Items:
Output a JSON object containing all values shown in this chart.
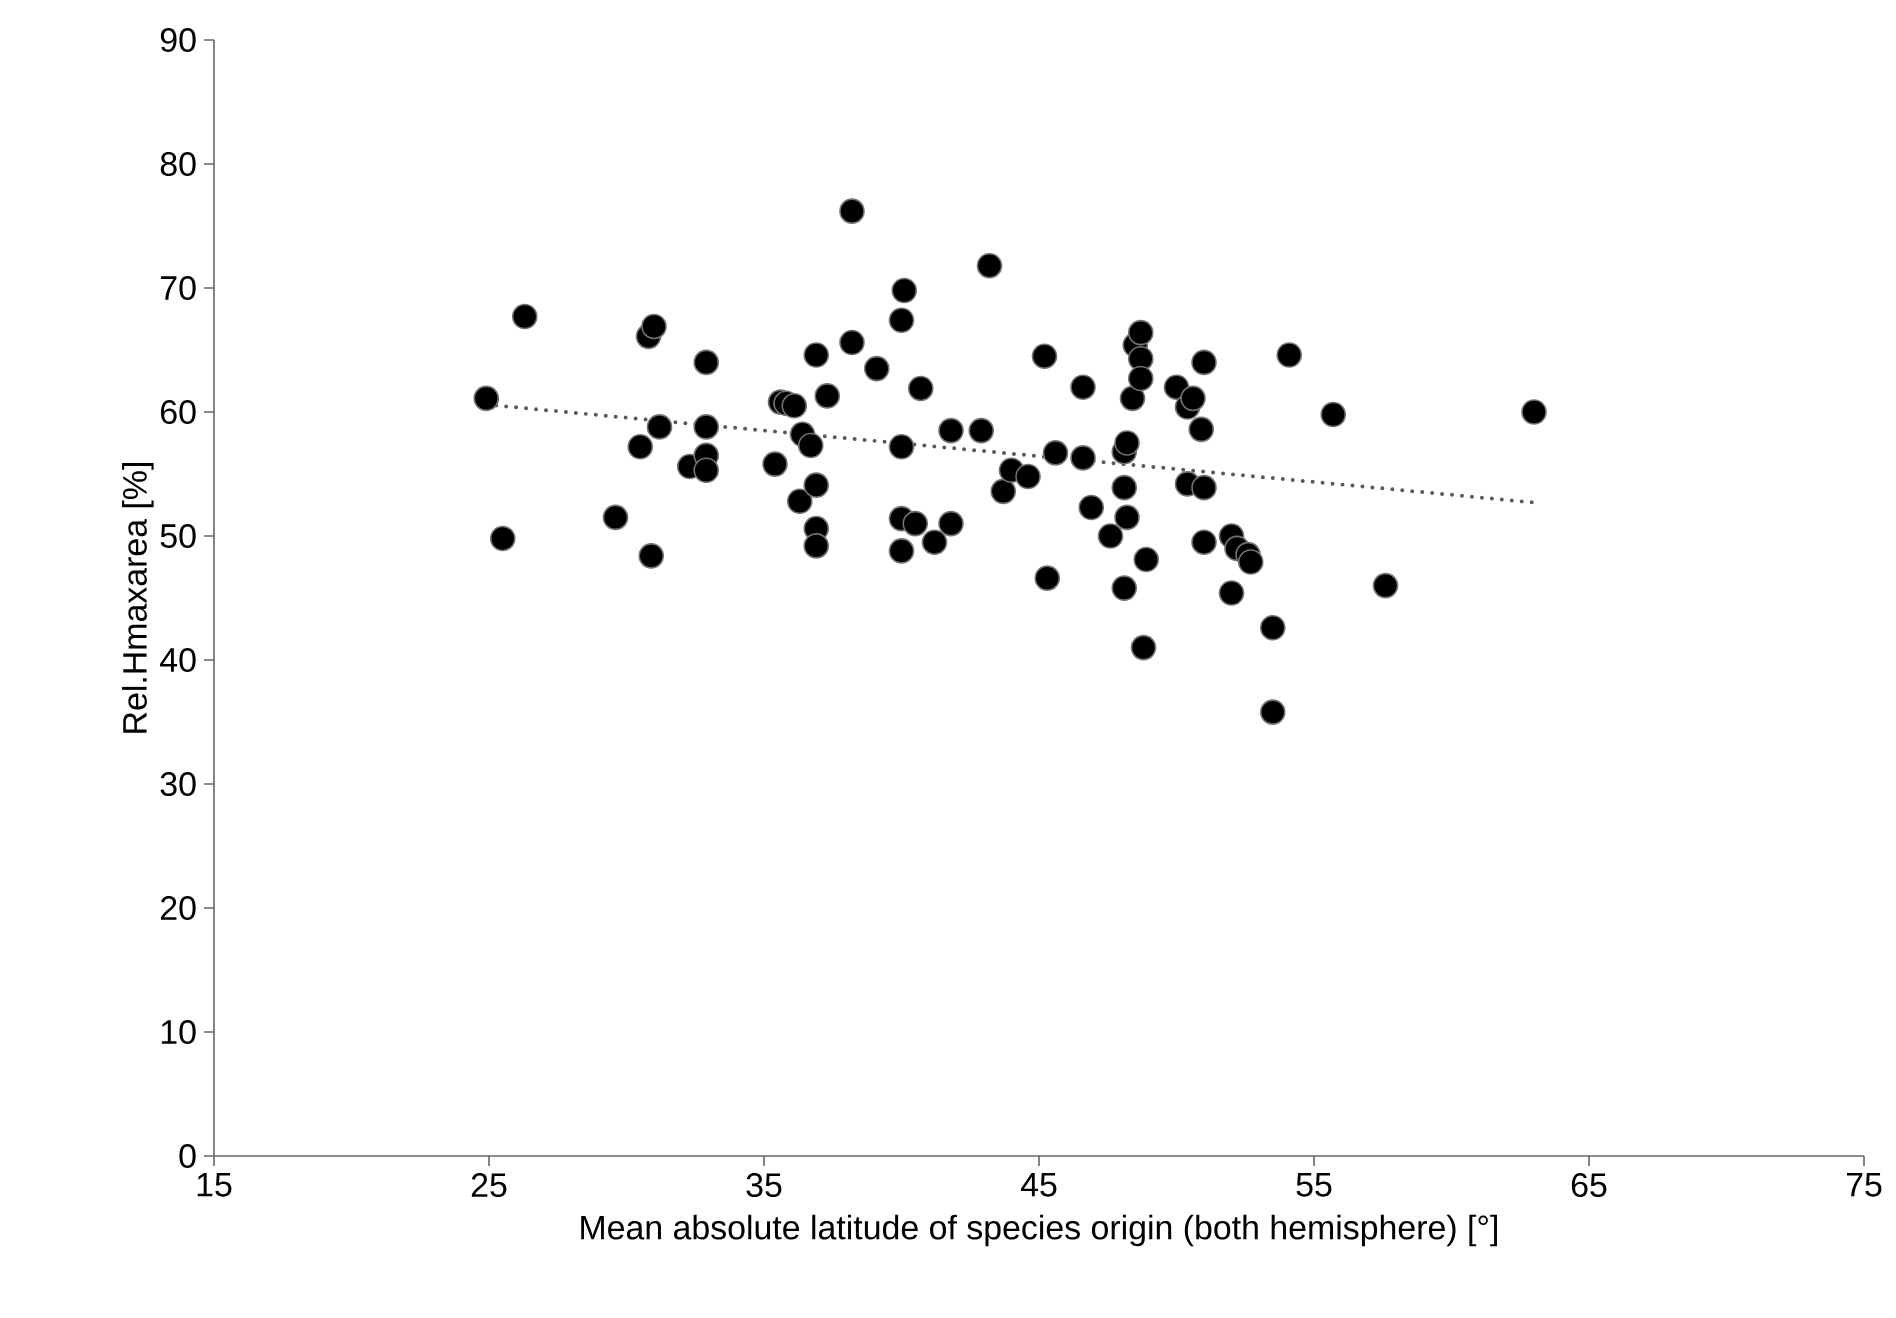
{
  "chart_data": {
    "type": "scatter",
    "xlabel": "Mean absolute latitude of species origin (both hemisphere) [°]",
    "ylabel": "Rel.Hmaxarea [%]",
    "xlim": [
      15,
      75
    ],
    "xticks": [
      15,
      25,
      35,
      45,
      55,
      65,
      75
    ],
    "ylim": [
      0,
      90
    ],
    "yticks": [
      0,
      10,
      20,
      30,
      40,
      50,
      60,
      70,
      80,
      90
    ],
    "marker": "circle",
    "series": [
      {
        "color": "#000000",
        "x": [
          24.9,
          25.5,
          26.3,
          29.6,
          30.5,
          30.8,
          31,
          30.9,
          31.2,
          32.3,
          32.9,
          32.9,
          32.9,
          32.9,
          35.4,
          35.6,
          35.8,
          36.1,
          36.3,
          36.4,
          36.7,
          36.9,
          36.9,
          36.9,
          36.9,
          37.3,
          38.2,
          38.2,
          39.1,
          40,
          40.1,
          40,
          40,
          40,
          40.5,
          40.7,
          41.2,
          41.8,
          41.8,
          42.9,
          43.2,
          43.7,
          44,
          44.6,
          45.2,
          45.3,
          45.6,
          46.6,
          46.6,
          46.9,
          47.6,
          48.1,
          48.1,
          48.1,
          48.2,
          48.2,
          48.4,
          48.5,
          48.7,
          48.7,
          48.7,
          48.9,
          48.8,
          50,
          50.4,
          50.6,
          50.4,
          50.9,
          51,
          51,
          51,
          52,
          52,
          52.2,
          52.6,
          52.7,
          53.5,
          53.5,
          54.1,
          55.7,
          57.6,
          63
        ],
        "values": [
          61.1,
          49.8,
          67.7,
          51.5,
          57.2,
          66.1,
          66.9,
          48.4,
          58.8,
          55.6,
          64,
          58.8,
          56.5,
          55.3,
          55.8,
          60.8,
          60.7,
          60.5,
          52.8,
          58.2,
          57.3,
          64.6,
          54.1,
          50.6,
          49.2,
          61.3,
          76.2,
          65.6,
          63.5,
          57.2,
          69.8,
          67.4,
          51.4,
          48.8,
          51,
          61.9,
          49.5,
          58.5,
          51,
          58.5,
          71.8,
          53.6,
          55.3,
          54.8,
          64.5,
          46.6,
          56.7,
          62,
          56.3,
          52.3,
          50,
          45.8,
          53.9,
          56.8,
          57.5,
          51.5,
          61.1,
          65.4,
          66.4,
          64.3,
          62.7,
          48.1,
          41,
          62,
          60.4,
          61.1,
          54.2,
          58.6,
          49.5,
          64,
          53.9,
          50,
          45.4,
          49,
          48.5,
          47.9,
          42.6,
          35.8,
          64.6,
          59.8,
          46,
          60
        ]
      },
      {
        "type": "line",
        "color": "#595959",
        "line_style": "dotted",
        "marker": "none",
        "x": [
          24.9,
          63
        ],
        "values": [
          60.6,
          52.7
        ]
      }
    ]
  }
}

Written exercise:
Restate the records above in full, word for word. Keep pictures out.

Worked answer:
Output a JSON object containing all values shown in this chart.
{
  "chart_data": {
    "type": "scatter",
    "xlabel": "Mean absolute latitude of species origin (both hemisphere) [°]",
    "ylabel": "Rel.Hmaxarea [%]",
    "xlim": [
      15,
      75
    ],
    "xticks": [
      15,
      25,
      35,
      45,
      55,
      65,
      75
    ],
    "ylim": [
      0,
      90
    ],
    "yticks": [
      0,
      10,
      20,
      30,
      40,
      50,
      60,
      70,
      80,
      90
    ],
    "marker": "circle",
    "series": [
      {
        "color": "#000000",
        "x": [
          24.9,
          25.5,
          26.3,
          29.6,
          30.5,
          30.8,
          31,
          30.9,
          31.2,
          32.3,
          32.9,
          32.9,
          32.9,
          32.9,
          35.4,
          35.6,
          35.8,
          36.1,
          36.3,
          36.4,
          36.7,
          36.9,
          36.9,
          36.9,
          36.9,
          37.3,
          38.2,
          38.2,
          39.1,
          40,
          40.1,
          40,
          40,
          40,
          40.5,
          40.7,
          41.2,
          41.8,
          41.8,
          42.9,
          43.2,
          43.7,
          44,
          44.6,
          45.2,
          45.3,
          45.6,
          46.6,
          46.6,
          46.9,
          47.6,
          48.1,
          48.1,
          48.1,
          48.2,
          48.2,
          48.4,
          48.5,
          48.7,
          48.7,
          48.7,
          48.9,
          48.8,
          50,
          50.4,
          50.6,
          50.4,
          50.9,
          51,
          51,
          51,
          52,
          52,
          52.2,
          52.6,
          52.7,
          53.5,
          53.5,
          54.1,
          55.7,
          57.6,
          63
        ],
        "values": [
          61.1,
          49.8,
          67.7,
          51.5,
          57.2,
          66.1,
          66.9,
          48.4,
          58.8,
          55.6,
          64,
          58.8,
          56.5,
          55.3,
          55.8,
          60.8,
          60.7,
          60.5,
          52.8,
          58.2,
          57.3,
          64.6,
          54.1,
          50.6,
          49.2,
          61.3,
          76.2,
          65.6,
          63.5,
          57.2,
          69.8,
          67.4,
          51.4,
          48.8,
          51,
          61.9,
          49.5,
          58.5,
          51,
          58.5,
          71.8,
          53.6,
          55.3,
          54.8,
          64.5,
          46.6,
          56.7,
          62,
          56.3,
          52.3,
          50,
          45.8,
          53.9,
          56.8,
          57.5,
          51.5,
          61.1,
          65.4,
          66.4,
          64.3,
          62.7,
          48.1,
          41,
          62,
          60.4,
          61.1,
          54.2,
          58.6,
          49.5,
          64,
          53.9,
          50,
          45.4,
          49,
          48.5,
          47.9,
          42.6,
          35.8,
          64.6,
          59.8,
          46,
          60
        ]
      },
      {
        "type": "line",
        "color": "#595959",
        "line_style": "dotted",
        "marker": "none",
        "x": [
          24.9,
          63
        ],
        "values": [
          60.6,
          52.7
        ]
      }
    ]
  }
}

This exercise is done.